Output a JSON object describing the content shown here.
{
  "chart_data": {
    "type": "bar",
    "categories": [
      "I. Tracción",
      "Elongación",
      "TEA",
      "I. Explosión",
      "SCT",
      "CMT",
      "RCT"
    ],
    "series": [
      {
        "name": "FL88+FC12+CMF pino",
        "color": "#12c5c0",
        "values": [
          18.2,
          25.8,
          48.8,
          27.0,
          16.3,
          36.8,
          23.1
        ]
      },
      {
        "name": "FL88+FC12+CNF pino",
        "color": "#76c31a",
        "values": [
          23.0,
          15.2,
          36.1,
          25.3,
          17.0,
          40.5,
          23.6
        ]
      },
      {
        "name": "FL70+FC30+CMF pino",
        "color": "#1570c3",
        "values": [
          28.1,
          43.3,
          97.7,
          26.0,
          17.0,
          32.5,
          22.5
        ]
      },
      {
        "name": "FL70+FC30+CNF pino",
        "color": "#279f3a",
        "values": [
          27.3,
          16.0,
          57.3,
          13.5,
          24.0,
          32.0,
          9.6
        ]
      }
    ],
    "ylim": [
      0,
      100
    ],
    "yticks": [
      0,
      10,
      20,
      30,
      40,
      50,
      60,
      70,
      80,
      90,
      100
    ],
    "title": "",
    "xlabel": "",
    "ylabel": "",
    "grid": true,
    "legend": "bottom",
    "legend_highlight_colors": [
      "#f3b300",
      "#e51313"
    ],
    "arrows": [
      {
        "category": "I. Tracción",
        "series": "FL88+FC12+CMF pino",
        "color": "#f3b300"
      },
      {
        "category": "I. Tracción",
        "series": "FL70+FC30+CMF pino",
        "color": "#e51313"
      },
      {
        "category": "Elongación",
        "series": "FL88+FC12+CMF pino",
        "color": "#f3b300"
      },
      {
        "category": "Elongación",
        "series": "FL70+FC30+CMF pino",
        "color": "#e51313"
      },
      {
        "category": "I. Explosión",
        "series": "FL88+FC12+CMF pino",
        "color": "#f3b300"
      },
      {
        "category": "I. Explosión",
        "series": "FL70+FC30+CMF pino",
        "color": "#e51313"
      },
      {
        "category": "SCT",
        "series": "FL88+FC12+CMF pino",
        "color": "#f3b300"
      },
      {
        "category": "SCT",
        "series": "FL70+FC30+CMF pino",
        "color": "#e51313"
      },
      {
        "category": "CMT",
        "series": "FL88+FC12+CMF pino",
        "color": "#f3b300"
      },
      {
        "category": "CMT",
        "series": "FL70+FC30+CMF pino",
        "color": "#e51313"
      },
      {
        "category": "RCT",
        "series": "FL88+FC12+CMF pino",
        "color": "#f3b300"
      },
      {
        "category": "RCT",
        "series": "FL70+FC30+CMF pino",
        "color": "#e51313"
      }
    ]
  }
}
# # # # #
• Aim: Repeat every entry word for word.

• Answer to the task:
Output a JSON object describing the content shown here.
{
  "chart_data": {
    "type": "bar",
    "categories": [
      "I. Tracción",
      "Elongación",
      "TEA",
      "I. Explosión",
      "SCT",
      "CMT",
      "RCT"
    ],
    "series": [
      {
        "name": "FL88+FC12+CMF pino",
        "color": "#12c5c0",
        "values": [
          18.2,
          25.8,
          48.8,
          27.0,
          16.3,
          36.8,
          23.1
        ]
      },
      {
        "name": "FL88+FC12+CNF pino",
        "color": "#76c31a",
        "values": [
          23.0,
          15.2,
          36.1,
          25.3,
          17.0,
          40.5,
          23.6
        ]
      },
      {
        "name": "FL70+FC30+CMF pino",
        "color": "#1570c3",
        "values": [
          28.1,
          43.3,
          97.7,
          26.0,
          17.0,
          32.5,
          22.5
        ]
      },
      {
        "name": "FL70+FC30+CNF pino",
        "color": "#279f3a",
        "values": [
          27.3,
          16.0,
          57.3,
          13.5,
          24.0,
          32.0,
          9.6
        ]
      }
    ],
    "ylim": [
      0,
      100
    ],
    "yticks": [
      0,
      10,
      20,
      30,
      40,
      50,
      60,
      70,
      80,
      90,
      100
    ],
    "title": "",
    "xlabel": "",
    "ylabel": "",
    "grid": true,
    "legend": "bottom",
    "legend_highlight_colors": [
      "#f3b300",
      "#e51313"
    ],
    "arrows": [
      {
        "category": "I. Tracción",
        "series": "FL88+FC12+CMF pino",
        "color": "#f3b300"
      },
      {
        "category": "I. Tracción",
        "series": "FL70+FC30+CMF pino",
        "color": "#e51313"
      },
      {
        "category": "Elongación",
        "series": "FL88+FC12+CMF pino",
        "color": "#f3b300"
      },
      {
        "category": "Elongación",
        "series": "FL70+FC30+CMF pino",
        "color": "#e51313"
      },
      {
        "category": "I. Explosión",
        "series": "FL88+FC12+CMF pino",
        "color": "#f3b300"
      },
      {
        "category": "I. Explosión",
        "series": "FL70+FC30+CMF pino",
        "color": "#e51313"
      },
      {
        "category": "SCT",
        "series": "FL88+FC12+CMF pino",
        "color": "#f3b300"
      },
      {
        "category": "SCT",
        "series": "FL70+FC30+CMF pino",
        "color": "#e51313"
      },
      {
        "category": "CMT",
        "series": "FL88+FC12+CMF pino",
        "color": "#f3b300"
      },
      {
        "category": "CMT",
        "series": "FL70+FC30+CMF pino",
        "color": "#e51313"
      },
      {
        "category": "RCT",
        "series": "FL88+FC12+CMF pino",
        "color": "#f3b300"
      },
      {
        "category": "RCT",
        "series": "FL70+FC30+CMF pino",
        "color": "#e51313"
      }
    ]
  }
}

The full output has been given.